### WORK TO DO
Write out the records word for word, with no pictures.
**** MATERIAL
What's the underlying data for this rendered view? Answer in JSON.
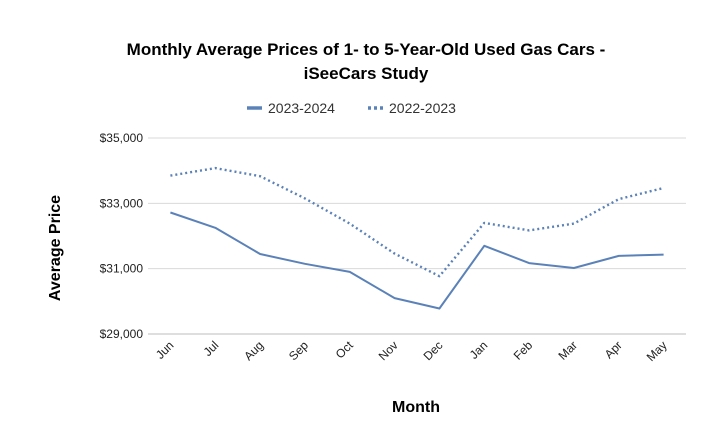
{
  "chart_data": {
    "type": "line",
    "title_line1": "Monthly Average Prices of 1- to 5-Year-Old Used Gas Cars -",
    "title_line2": "iSeeCars Study",
    "xlabel": "Month",
    "ylabel": "Average Price",
    "categories": [
      "Jun",
      "Jul",
      "Aug",
      "Sep",
      "Oct",
      "Nov",
      "Dec",
      "Jan",
      "Feb",
      "Mar",
      "Apr",
      "May"
    ],
    "ylim": [
      29000,
      35000
    ],
    "yticks": [
      29000,
      31000,
      33000,
      35000
    ],
    "ytick_labels": [
      "$29,000",
      "$31,000",
      "$33,000",
      "$35,000"
    ],
    "grid": true,
    "legend_position": "top",
    "series": [
      {
        "name": "2023-2024",
        "style": "solid",
        "color": "#5b82b8",
        "values": [
          32720,
          32250,
          31450,
          31150,
          30900,
          30100,
          29780,
          31700,
          31170,
          31020,
          31390,
          31430
        ]
      },
      {
        "name": "2022-2023",
        "style": "dotted",
        "color": "#5b82b8",
        "values": [
          33850,
          34080,
          33830,
          33150,
          32380,
          31460,
          30770,
          32400,
          32170,
          32380,
          33130,
          33470
        ]
      }
    ]
  }
}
********
### EXERCISE SOLUTION
What's the underlying data for this rendered view? Answer in JSON.
{
  "chart_data": {
    "type": "line",
    "title_line1": "Monthly Average Prices of 1- to 5-Year-Old Used Gas Cars -",
    "title_line2": "iSeeCars Study",
    "xlabel": "Month",
    "ylabel": "Average Price",
    "categories": [
      "Jun",
      "Jul",
      "Aug",
      "Sep",
      "Oct",
      "Nov",
      "Dec",
      "Jan",
      "Feb",
      "Mar",
      "Apr",
      "May"
    ],
    "ylim": [
      29000,
      35000
    ],
    "yticks": [
      29000,
      31000,
      33000,
      35000
    ],
    "ytick_labels": [
      "$29,000",
      "$31,000",
      "$33,000",
      "$35,000"
    ],
    "grid": true,
    "legend_position": "top",
    "series": [
      {
        "name": "2023-2024",
        "style": "solid",
        "color": "#5b82b8",
        "values": [
          32720,
          32250,
          31450,
          31150,
          30900,
          30100,
          29780,
          31700,
          31170,
          31020,
          31390,
          31430
        ]
      },
      {
        "name": "2022-2023",
        "style": "dotted",
        "color": "#5b82b8",
        "values": [
          33850,
          34080,
          33830,
          33150,
          32380,
          31460,
          30770,
          32400,
          32170,
          32380,
          33130,
          33470
        ]
      }
    ]
  }
}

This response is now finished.